→ **AIM OF THE EXERCISE**:
Transcribe the entries below exactly; leave every image out.

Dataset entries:
##########

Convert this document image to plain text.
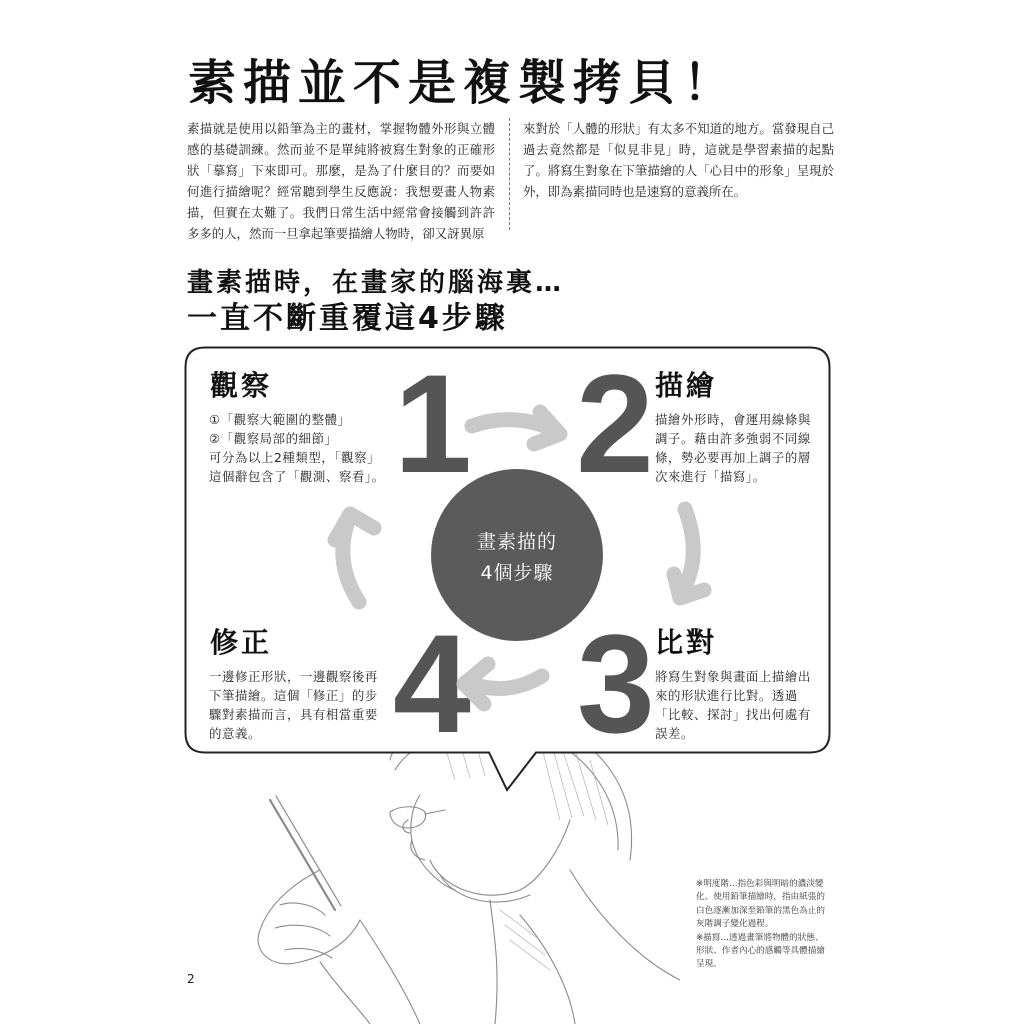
素描並不是複製拷貝！
素描就是使用以鉛筆為主的畫材，掌握物體外形與立體感的基礎訓練。然而並不是單純將被寫生對象的正確形狀「摹寫」下來即可。那麼，是為了什麼目的？而要如何進行描繪呢？經常聽到學生反應說：我想要畫人物素描，但實在太難了。我們日常生活中經常會接觸到許許多多的人，然而一旦拿起筆要描繪人物時，卻又訝異原
來對於「人體的形狀」有太多不知道的地方。當發現自己過去竟然都是「似見非見」時，這就是學習素描的起點了。將寫生對象在下筆描繪的人「心目中的形象」呈現於外，即為素描同時也是速寫的意義所在。
畫素描時，在畫家的腦海裏…
一直不斷重覆這4步驟
1 2
3
4
畫素描的
4個步驟
觀察
①「觀察大範圍的整體」
②「觀察局部的細節」
可分為以上2種類型，「觀察」
這個辭包含了「觀測、察看」。
描繪
描繪外形時，會運用線條與
調子。藉由許多強弱不同線
條，勢必要再加上調子的層
次來進行「描寫」。
修正
一邊修正形狀，一邊觀察後再
下筆描繪。這個「修正」的步
驟對素描而言，具有相當重要
的意義。
比對
將寫生對象與畫面上描繪出
來的形狀進行比對。透過
「比較、探討」找出何處有
誤差。
※明度階…指色彩與明暗的濃淡變
化。使用鉛筆描繪時，指由紙張的
白色逐漸加深至鉛筆的黑色為止的
灰階調子變化過程。
※描寫…透過畫筆將物體的狀態、
形狀、作者內心的感觸等具體描繪
呈現。
2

##########

→ **RESULT BELOW**:
Convert this document image to plain text.
素描並不是複製拷貝！
素描就是使用以鉛筆為主的畫材，掌握物體外形與立體感的基礎訓練。然而並不是單純將被寫生對象的正確形狀「摹寫」下來即可。那麼，是為了什麼目的？而要如何進行描繪呢？經常聽到學生反應說：我想要畫人物素描，但實在太難了。我們日常生活中經常會接觸到許許多多的人，然而一旦拿起筆要描繪人物時，卻又訝異原
來對於「人體的形狀」有太多不知道的地方。當發現自己過去竟然都是「似見非見」時，這就是學習素描的起點了。將寫生對象在下筆描繪的人「心目中的形象」呈現於外，即為素描同時也是速寫的意義所在。
畫素描時，在畫家的腦海裏…
一直不斷重覆這4步驟
1 2
3
4
畫素描的
4個步驟
觀察
①「觀察大範圍的整體」
②「觀察局部的細節」
可分為以上2種類型，「觀察」
這個辭包含了「觀測、察看」。
描繪
描繪外形時，會運用線條與
調子。藉由許多強弱不同線
條，勢必要再加上調子的層
次來進行「描寫」。
修正
一邊修正形狀，一邊觀察後再
下筆描繪。這個「修正」的步
驟對素描而言，具有相當重要
的意義。
比對
將寫生對象與畫面上描繪出
來的形狀進行比對。透過
「比較、探討」找出何處有
誤差。
※明度階…指色彩與明暗的濃淡變
化。使用鉛筆描繪時，指由紙張的
白色逐漸加深至鉛筆的黑色為止的
灰階調子變化過程。
※描寫…透過畫筆將物體的狀態、
形狀、作者內心的感觸等具體描繪
呈現。
2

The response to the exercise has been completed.